» TASK STATEMENT: If a line in the records below holds the word "responsible", copy it.

━━ DATA IN THIS EXERCISE

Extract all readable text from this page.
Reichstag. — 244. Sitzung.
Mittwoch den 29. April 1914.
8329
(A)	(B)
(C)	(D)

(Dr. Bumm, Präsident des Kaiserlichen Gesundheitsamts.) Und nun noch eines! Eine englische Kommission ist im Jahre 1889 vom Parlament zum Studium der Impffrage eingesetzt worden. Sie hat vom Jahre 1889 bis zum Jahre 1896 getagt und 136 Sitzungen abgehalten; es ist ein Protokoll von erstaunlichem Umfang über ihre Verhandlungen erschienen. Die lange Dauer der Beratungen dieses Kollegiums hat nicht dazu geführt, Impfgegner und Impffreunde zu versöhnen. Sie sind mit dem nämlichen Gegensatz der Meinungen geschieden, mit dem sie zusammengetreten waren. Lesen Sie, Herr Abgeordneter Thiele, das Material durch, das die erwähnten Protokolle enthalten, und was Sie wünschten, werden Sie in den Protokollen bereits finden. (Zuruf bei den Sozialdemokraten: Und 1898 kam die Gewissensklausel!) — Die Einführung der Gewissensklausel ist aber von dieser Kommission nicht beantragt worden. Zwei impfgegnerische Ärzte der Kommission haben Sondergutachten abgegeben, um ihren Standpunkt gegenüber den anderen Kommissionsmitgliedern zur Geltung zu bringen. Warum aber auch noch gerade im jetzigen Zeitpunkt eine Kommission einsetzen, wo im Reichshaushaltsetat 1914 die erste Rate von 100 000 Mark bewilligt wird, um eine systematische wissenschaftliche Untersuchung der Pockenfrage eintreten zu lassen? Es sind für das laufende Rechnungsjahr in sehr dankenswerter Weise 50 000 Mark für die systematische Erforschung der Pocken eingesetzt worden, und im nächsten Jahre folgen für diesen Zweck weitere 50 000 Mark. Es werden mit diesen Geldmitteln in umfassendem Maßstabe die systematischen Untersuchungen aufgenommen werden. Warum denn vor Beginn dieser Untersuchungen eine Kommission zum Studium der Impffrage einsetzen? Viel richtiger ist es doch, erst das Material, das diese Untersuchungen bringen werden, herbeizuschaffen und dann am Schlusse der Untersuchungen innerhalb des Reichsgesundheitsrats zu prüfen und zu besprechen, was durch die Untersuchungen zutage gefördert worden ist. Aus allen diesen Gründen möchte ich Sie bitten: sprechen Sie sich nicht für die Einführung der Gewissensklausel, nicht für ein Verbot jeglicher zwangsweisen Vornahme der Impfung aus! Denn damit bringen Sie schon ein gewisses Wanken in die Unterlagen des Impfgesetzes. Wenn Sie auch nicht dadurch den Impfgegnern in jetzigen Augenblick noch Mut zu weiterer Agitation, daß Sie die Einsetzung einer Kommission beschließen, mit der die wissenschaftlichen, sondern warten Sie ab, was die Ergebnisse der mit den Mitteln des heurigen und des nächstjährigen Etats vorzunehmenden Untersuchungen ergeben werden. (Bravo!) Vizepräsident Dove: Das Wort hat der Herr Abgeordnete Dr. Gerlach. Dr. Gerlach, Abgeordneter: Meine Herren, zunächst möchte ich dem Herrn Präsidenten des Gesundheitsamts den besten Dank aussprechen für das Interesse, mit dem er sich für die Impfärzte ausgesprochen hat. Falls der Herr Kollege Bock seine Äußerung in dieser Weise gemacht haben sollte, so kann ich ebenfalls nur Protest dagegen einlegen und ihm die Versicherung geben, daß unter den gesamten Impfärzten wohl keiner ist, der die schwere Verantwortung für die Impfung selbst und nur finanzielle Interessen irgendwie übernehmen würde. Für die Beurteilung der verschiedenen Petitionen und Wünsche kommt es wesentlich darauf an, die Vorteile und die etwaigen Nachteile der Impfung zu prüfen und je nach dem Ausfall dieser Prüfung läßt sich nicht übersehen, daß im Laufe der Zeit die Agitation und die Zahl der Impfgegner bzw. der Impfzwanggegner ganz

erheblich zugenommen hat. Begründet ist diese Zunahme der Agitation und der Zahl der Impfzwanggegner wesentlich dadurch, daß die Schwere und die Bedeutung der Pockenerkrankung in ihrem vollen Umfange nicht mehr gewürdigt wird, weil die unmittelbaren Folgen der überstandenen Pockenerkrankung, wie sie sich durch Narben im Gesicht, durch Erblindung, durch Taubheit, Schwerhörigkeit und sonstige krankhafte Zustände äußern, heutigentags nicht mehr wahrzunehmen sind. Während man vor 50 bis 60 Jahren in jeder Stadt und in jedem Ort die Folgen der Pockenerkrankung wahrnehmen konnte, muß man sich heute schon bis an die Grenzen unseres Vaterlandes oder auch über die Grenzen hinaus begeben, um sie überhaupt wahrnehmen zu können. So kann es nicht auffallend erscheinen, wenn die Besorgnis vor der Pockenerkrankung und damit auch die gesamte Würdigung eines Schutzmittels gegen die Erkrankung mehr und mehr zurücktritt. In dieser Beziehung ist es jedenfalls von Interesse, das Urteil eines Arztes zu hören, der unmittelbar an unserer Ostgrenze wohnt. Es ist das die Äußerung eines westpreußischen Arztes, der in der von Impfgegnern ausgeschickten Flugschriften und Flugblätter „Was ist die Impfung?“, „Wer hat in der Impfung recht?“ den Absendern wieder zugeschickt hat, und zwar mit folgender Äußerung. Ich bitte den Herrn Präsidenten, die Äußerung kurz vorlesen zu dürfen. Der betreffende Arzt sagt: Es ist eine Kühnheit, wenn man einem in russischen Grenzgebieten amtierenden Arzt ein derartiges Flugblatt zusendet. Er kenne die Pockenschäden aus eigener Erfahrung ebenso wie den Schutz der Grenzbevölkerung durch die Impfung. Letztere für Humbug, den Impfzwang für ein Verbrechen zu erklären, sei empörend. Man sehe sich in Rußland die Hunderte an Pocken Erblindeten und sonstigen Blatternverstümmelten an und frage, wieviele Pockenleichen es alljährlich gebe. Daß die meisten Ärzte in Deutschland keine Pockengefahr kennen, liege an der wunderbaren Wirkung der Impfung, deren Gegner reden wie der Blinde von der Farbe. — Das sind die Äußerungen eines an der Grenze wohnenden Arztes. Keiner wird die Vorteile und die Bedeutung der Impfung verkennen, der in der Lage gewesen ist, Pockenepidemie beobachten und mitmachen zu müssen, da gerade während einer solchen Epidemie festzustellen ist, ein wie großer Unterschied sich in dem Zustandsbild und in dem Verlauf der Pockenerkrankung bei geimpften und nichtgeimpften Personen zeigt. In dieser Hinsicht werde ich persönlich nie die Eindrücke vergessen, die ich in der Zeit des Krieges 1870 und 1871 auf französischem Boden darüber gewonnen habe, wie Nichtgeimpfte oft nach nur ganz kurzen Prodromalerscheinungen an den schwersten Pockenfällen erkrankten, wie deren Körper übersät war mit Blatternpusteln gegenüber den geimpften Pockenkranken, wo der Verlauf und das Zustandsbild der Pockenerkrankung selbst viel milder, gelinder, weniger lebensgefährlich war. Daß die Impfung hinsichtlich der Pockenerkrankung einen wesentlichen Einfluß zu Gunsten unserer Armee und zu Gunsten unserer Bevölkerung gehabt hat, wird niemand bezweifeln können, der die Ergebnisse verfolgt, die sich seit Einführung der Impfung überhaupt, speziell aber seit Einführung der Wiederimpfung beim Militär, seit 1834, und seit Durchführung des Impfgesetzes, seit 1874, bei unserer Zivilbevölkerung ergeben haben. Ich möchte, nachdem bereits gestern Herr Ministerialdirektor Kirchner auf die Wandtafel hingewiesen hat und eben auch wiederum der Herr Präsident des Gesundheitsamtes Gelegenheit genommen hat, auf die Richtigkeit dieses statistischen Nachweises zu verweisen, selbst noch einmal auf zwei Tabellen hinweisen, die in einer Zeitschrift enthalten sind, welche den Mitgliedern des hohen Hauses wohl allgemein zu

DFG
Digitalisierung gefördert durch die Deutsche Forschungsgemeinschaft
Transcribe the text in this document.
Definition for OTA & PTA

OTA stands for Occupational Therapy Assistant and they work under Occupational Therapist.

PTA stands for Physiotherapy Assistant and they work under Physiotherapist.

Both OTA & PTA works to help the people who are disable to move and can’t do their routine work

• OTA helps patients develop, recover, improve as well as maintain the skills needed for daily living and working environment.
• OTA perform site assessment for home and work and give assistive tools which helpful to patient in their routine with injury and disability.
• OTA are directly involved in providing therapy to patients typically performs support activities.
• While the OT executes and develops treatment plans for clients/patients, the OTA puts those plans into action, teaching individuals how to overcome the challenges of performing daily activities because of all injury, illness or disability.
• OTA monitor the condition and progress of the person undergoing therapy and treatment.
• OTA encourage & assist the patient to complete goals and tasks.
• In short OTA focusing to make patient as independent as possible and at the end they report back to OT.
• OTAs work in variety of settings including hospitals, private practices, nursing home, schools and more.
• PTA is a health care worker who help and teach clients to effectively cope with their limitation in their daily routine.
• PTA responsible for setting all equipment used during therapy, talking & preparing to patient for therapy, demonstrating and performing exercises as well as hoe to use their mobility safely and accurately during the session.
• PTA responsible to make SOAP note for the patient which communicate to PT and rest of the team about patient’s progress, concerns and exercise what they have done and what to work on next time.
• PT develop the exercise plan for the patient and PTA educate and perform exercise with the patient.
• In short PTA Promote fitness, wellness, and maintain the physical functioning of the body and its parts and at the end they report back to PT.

━━━━

» ANSWER FOR THE TASK:
• PTA responsible for setting all equipment used during therapy, talking & preparing to patient for therapy, demonstrating and performing exercises as well as hoe to use their mobility safely and accurately during the session.
• PTA responsible to make SOAP note for the patient which communicate to PT and rest of the team about patient’s progress, concerns and exercise what they have done and what to work on next time.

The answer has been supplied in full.